- [What to produce]
Identify each line below that contains the word "price", and copy it out.

- [Given data]
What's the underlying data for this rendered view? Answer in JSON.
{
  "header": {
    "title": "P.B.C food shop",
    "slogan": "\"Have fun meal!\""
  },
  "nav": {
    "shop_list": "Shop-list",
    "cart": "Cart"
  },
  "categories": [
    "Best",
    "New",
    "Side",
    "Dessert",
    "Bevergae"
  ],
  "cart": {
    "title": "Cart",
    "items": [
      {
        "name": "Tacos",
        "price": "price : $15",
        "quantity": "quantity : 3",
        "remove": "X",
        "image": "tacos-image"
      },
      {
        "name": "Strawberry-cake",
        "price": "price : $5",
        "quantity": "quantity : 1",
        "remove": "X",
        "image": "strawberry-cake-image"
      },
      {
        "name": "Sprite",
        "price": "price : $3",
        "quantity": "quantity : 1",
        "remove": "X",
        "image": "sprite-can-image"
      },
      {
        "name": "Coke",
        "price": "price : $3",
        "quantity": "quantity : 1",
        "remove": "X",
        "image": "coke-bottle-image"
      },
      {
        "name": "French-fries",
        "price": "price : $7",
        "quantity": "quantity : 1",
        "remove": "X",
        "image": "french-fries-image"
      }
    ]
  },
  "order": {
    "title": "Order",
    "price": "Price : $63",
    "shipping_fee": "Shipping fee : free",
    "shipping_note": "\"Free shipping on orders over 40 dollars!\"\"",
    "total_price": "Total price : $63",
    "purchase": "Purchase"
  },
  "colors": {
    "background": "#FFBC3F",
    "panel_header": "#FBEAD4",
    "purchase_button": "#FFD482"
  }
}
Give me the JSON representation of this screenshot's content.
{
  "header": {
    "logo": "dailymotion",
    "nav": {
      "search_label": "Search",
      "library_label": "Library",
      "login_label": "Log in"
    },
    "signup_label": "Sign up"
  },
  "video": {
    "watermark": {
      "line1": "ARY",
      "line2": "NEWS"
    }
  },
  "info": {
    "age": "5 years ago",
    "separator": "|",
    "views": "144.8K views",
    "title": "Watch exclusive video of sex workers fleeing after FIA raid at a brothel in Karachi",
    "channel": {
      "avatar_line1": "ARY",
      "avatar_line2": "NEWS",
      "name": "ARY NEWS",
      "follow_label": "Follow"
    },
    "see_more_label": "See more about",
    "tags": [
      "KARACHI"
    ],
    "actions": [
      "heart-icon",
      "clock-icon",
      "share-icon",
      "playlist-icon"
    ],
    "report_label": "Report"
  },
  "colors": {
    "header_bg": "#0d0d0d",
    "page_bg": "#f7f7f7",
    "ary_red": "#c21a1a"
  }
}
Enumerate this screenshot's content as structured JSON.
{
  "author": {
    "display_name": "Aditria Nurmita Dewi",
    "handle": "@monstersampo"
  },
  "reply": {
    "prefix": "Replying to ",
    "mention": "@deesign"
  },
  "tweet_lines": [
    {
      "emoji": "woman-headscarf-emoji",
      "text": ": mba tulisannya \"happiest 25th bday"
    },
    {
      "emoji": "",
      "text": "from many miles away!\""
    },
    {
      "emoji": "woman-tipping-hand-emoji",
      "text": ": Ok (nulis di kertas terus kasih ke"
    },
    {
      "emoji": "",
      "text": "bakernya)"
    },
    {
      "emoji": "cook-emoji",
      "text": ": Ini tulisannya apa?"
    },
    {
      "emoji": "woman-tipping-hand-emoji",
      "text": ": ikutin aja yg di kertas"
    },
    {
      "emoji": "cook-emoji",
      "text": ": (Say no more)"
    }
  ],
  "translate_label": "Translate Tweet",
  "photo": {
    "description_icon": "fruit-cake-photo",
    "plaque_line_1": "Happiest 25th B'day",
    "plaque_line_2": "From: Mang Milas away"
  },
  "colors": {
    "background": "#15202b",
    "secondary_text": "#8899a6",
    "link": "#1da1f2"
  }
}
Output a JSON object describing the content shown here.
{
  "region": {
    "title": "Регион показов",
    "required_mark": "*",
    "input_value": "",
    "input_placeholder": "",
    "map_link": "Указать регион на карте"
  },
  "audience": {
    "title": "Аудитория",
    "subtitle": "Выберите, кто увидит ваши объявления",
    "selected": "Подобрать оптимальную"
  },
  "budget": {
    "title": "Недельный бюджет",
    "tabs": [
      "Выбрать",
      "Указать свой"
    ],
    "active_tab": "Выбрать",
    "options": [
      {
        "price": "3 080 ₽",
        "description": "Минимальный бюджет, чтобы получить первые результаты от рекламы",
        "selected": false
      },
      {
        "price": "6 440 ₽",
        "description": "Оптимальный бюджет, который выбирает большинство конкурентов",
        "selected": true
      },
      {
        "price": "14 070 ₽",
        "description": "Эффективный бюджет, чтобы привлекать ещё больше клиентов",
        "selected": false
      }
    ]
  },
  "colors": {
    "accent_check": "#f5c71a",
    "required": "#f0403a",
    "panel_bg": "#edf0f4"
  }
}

- [Complete response]
        "price": "price : $15",
        "price": "price : $5",
        "price": "price : $3",
        "price": "price : $3",
        "price": "price : $7",
    "price": "Price : $63",
    "total_price": "Total price : $63",
        "price": "3 080 ₽",
        "price": "6 440 ₽",
        "price": "14 070 ₽",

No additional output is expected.